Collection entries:
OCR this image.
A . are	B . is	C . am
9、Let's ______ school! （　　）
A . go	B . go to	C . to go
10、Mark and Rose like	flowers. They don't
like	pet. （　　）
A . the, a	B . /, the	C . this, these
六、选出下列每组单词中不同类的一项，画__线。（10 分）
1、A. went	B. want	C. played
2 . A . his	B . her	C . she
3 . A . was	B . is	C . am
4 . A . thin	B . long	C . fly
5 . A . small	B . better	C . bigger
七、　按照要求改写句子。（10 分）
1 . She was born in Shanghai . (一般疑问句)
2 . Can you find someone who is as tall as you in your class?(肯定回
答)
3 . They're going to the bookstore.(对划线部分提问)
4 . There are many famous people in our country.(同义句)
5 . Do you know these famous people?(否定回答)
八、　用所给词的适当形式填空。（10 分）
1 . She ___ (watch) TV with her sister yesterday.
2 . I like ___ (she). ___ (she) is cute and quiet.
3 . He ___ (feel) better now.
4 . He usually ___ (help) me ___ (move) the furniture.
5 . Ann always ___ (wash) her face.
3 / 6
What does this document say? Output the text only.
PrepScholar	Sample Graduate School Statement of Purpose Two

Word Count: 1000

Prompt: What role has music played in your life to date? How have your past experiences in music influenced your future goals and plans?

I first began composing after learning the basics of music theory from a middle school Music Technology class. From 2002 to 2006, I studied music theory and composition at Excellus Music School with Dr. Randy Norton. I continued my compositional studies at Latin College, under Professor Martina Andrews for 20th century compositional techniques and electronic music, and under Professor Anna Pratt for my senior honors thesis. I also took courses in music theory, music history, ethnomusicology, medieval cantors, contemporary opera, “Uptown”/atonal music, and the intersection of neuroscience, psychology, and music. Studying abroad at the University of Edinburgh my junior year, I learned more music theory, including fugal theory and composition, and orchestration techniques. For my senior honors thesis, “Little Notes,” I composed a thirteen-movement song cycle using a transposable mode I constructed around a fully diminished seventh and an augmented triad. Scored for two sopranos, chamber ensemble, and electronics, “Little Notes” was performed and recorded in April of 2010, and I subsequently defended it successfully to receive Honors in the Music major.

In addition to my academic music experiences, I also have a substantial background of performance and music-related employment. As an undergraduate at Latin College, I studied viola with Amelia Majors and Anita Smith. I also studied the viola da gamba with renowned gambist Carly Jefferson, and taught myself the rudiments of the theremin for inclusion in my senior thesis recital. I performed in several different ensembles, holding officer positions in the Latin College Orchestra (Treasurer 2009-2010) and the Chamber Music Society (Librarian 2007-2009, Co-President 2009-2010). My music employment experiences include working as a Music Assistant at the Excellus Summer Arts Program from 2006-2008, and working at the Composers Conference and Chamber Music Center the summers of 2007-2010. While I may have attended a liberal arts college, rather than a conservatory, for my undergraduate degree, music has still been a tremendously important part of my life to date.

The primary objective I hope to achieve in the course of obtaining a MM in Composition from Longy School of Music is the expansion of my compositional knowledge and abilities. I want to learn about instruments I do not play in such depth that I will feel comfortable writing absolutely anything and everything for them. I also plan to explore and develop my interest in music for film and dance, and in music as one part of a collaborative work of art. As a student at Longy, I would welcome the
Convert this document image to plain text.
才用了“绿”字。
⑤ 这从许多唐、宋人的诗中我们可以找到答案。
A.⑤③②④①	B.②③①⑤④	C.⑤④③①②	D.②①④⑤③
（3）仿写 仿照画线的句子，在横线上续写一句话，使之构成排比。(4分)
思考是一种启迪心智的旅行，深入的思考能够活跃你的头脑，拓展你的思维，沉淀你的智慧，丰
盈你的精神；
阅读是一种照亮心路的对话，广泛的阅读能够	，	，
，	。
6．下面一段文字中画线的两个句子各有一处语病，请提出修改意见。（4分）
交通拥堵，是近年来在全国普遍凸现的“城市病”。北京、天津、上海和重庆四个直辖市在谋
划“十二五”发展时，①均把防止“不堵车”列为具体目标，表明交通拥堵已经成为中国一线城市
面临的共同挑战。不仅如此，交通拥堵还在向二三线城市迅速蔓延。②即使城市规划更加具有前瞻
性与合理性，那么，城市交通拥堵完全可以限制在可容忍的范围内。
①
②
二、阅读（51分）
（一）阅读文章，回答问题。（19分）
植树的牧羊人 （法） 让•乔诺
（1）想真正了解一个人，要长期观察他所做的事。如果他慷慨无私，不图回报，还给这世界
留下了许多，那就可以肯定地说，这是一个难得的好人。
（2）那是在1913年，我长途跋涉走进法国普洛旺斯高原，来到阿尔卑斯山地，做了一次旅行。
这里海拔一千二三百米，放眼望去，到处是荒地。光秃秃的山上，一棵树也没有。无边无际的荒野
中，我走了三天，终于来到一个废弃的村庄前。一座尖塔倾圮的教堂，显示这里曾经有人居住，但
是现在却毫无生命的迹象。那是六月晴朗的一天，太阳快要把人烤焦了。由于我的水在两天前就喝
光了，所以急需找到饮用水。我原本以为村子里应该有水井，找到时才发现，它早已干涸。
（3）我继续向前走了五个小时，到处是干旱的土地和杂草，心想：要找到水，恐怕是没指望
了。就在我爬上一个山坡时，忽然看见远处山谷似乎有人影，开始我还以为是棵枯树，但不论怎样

▶ **What you will do**: Copy exactly the lines above, from the one containing "Convert this document image to plain text." through the very last line.

▶ **Answer below**:
Convert this document image to plain text.
才用了“绿”字。
⑤ 这从许多唐、宋人的诗中我们可以找到答案。
A.⑤③②④①	B.②③①⑤④	C.⑤④③①②	D.②①④⑤③
（3）仿写 仿照画线的句子，在横线上续写一句话，使之构成排比。(4分)
思考是一种启迪心智的旅行，深入的思考能够活跃你的头脑，拓展你的思维，沉淀你的智慧，丰
盈你的精神；
阅读是一种照亮心路的对话，广泛的阅读能够	，	，
，	。
6．下面一段文字中画线的两个句子各有一处语病，请提出修改意见。（4分）
交通拥堵，是近年来在全国普遍凸现的“城市病”。北京、天津、上海和重庆四个直辖市在谋
划“十二五”发展时，①均把防止“不堵车”列为具体目标，表明交通拥堵已经成为中国一线城市
面临的共同挑战。不仅如此，交通拥堵还在向二三线城市迅速蔓延。②即使城市规划更加具有前瞻
性与合理性，那么，城市交通拥堵完全可以限制在可容忍的范围内。
①
②
二、阅读（51分）
（一）阅读文章，回答问题。（19分）
植树的牧羊人 （法） 让•乔诺
（1）想真正了解一个人，要长期观察他所做的事。如果他慷慨无私，不图回报，还给这世界
留下了许多，那就可以肯定地说，这是一个难得的好人。
（2）那是在1913年，我长途跋涉走进法国普洛旺斯高原，来到阿尔卑斯山地，做了一次旅行。
这里海拔一千二三百米，放眼望去，到处是荒地。光秃秃的山上，一棵树也没有。无边无际的荒野
中，我走了三天，终于来到一个废弃的村庄前。一座尖塔倾圮的教堂，显示这里曾经有人居住，但
是现在却毫无生命的迹象。那是六月晴朗的一天，太阳快要把人烤焦了。由于我的水在两天前就喝
光了，所以急需找到饮用水。我原本以为村子里应该有水井，找到时才发现，它早已干涸。
（3）我继续向前走了五个小时，到处是干旱的土地和杂草，心想：要找到水，恐怕是没指望
了。就在我爬上一个山坡时，忽然看见远处山谷似乎有人影，开始我还以为是棵枯树，但不论怎样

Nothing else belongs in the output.